> [Required work]: List each line of the data that holds the string "sont".

> [Material supplied]:
--------------------

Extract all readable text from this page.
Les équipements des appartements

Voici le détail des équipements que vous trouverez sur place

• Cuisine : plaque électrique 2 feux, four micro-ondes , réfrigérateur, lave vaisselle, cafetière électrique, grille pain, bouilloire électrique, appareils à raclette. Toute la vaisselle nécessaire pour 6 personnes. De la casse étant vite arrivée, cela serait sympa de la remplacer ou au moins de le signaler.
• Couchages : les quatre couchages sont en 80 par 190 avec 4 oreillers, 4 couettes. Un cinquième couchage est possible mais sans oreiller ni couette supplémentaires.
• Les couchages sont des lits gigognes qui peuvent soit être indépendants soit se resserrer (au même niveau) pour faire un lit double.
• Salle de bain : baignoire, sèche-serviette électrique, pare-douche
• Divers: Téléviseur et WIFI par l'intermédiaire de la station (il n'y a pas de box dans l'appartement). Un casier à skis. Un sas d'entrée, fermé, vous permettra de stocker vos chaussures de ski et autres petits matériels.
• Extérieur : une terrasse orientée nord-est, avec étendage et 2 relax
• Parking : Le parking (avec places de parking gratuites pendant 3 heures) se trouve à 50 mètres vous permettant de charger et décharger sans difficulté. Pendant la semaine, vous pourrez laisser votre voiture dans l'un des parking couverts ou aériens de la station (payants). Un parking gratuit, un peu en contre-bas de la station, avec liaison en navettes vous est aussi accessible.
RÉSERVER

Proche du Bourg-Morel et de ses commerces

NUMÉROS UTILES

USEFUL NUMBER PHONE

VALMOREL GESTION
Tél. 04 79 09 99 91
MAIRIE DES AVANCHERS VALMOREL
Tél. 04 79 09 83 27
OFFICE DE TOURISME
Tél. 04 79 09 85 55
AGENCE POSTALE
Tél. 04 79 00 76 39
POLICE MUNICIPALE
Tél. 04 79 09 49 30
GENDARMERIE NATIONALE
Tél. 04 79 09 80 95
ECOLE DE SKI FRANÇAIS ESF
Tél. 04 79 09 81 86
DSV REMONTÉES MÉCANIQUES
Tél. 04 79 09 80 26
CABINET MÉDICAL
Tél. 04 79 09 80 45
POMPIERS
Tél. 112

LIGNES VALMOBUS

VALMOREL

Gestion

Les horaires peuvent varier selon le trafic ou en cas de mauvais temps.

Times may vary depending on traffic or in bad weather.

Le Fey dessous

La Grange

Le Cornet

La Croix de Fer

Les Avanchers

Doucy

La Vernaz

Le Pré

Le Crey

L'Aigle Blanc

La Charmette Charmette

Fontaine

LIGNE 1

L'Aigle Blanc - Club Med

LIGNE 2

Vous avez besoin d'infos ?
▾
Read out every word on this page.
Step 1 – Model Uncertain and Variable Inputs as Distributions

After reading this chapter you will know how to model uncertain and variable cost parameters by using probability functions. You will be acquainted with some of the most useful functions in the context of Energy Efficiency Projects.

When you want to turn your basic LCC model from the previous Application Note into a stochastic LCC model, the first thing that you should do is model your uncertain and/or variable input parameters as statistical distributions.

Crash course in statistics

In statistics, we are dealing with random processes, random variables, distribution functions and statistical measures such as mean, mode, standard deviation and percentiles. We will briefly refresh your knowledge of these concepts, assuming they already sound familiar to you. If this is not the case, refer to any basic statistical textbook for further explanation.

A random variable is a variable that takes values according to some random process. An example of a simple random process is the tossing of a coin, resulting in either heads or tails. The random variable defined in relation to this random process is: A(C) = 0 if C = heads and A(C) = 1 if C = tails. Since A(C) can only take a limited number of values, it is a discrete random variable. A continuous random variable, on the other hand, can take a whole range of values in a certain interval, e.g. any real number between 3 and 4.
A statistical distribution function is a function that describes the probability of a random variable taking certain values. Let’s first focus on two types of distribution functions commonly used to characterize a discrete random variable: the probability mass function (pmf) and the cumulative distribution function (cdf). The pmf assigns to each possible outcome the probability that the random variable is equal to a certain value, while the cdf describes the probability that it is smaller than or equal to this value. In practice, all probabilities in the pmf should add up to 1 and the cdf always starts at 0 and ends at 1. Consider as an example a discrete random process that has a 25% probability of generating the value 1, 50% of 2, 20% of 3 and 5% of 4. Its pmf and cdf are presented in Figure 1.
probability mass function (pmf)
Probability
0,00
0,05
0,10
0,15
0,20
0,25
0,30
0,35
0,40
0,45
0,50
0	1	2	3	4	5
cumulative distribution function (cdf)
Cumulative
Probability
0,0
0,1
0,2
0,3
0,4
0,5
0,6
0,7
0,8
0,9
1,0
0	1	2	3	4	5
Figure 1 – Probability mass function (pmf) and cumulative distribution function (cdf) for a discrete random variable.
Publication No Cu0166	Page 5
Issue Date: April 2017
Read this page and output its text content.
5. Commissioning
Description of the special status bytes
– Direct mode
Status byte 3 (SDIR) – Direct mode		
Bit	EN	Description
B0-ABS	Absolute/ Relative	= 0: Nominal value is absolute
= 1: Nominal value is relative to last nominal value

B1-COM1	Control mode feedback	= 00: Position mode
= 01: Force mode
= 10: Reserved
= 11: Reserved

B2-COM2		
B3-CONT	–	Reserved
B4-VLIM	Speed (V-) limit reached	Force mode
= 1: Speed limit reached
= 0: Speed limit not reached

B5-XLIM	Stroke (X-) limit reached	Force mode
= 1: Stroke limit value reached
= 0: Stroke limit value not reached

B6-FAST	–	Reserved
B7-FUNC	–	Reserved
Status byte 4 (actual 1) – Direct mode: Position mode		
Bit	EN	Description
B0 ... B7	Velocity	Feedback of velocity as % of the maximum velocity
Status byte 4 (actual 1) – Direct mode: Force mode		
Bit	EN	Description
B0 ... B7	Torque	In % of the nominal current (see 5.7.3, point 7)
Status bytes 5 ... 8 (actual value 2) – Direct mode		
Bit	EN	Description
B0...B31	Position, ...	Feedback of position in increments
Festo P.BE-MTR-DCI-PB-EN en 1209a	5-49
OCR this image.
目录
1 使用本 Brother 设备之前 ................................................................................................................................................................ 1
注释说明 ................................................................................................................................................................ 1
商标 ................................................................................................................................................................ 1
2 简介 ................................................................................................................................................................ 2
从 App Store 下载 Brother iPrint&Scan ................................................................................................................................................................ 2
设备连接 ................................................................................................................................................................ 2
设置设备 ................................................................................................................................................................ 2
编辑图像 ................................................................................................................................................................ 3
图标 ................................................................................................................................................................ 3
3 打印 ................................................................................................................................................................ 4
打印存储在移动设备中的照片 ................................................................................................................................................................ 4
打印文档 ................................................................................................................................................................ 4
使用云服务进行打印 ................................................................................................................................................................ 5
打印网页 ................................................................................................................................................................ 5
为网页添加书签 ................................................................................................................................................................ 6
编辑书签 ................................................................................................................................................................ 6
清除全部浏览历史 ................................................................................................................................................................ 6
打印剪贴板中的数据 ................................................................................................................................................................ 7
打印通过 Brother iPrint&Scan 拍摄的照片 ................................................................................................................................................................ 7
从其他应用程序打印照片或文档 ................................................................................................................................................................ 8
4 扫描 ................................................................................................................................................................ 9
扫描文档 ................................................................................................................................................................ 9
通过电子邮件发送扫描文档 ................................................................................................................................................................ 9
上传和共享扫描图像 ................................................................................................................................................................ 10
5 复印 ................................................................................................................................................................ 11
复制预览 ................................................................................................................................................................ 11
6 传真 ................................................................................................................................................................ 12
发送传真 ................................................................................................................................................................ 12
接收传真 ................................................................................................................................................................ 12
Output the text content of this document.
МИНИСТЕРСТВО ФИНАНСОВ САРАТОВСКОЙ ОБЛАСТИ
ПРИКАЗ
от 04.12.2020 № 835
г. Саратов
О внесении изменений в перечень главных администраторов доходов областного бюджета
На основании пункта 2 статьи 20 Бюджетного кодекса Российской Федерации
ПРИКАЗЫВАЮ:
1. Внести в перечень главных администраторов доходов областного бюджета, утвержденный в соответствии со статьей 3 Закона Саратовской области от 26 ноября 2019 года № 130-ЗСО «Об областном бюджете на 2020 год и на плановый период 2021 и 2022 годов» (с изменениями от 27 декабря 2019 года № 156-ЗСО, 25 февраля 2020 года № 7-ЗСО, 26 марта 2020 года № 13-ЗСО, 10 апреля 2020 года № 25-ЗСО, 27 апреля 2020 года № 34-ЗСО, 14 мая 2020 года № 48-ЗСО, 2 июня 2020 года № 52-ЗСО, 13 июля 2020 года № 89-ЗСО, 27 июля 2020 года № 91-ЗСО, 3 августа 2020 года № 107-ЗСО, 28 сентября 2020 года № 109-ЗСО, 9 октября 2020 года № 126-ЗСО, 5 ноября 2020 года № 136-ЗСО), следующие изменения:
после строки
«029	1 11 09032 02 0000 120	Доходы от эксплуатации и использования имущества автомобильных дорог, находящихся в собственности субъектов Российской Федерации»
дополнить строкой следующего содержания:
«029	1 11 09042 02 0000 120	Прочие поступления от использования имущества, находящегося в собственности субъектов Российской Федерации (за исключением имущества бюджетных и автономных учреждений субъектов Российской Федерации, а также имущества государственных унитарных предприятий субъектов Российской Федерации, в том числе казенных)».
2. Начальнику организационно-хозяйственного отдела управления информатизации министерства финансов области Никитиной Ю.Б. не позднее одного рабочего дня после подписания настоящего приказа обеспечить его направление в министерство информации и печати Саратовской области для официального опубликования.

--------------------

> [Correct response]:
• Couchages : les quatre couchages sont en 80 par 190 avec 4 oreillers, 4 couettes. Un cinquième couchage est possible mais sans oreiller ni couette supplémentaires.
• Les couchages sont des lits gigognes qui peuvent soit être indépendants soit se resserrer (au même niveau) pour faire un lit double.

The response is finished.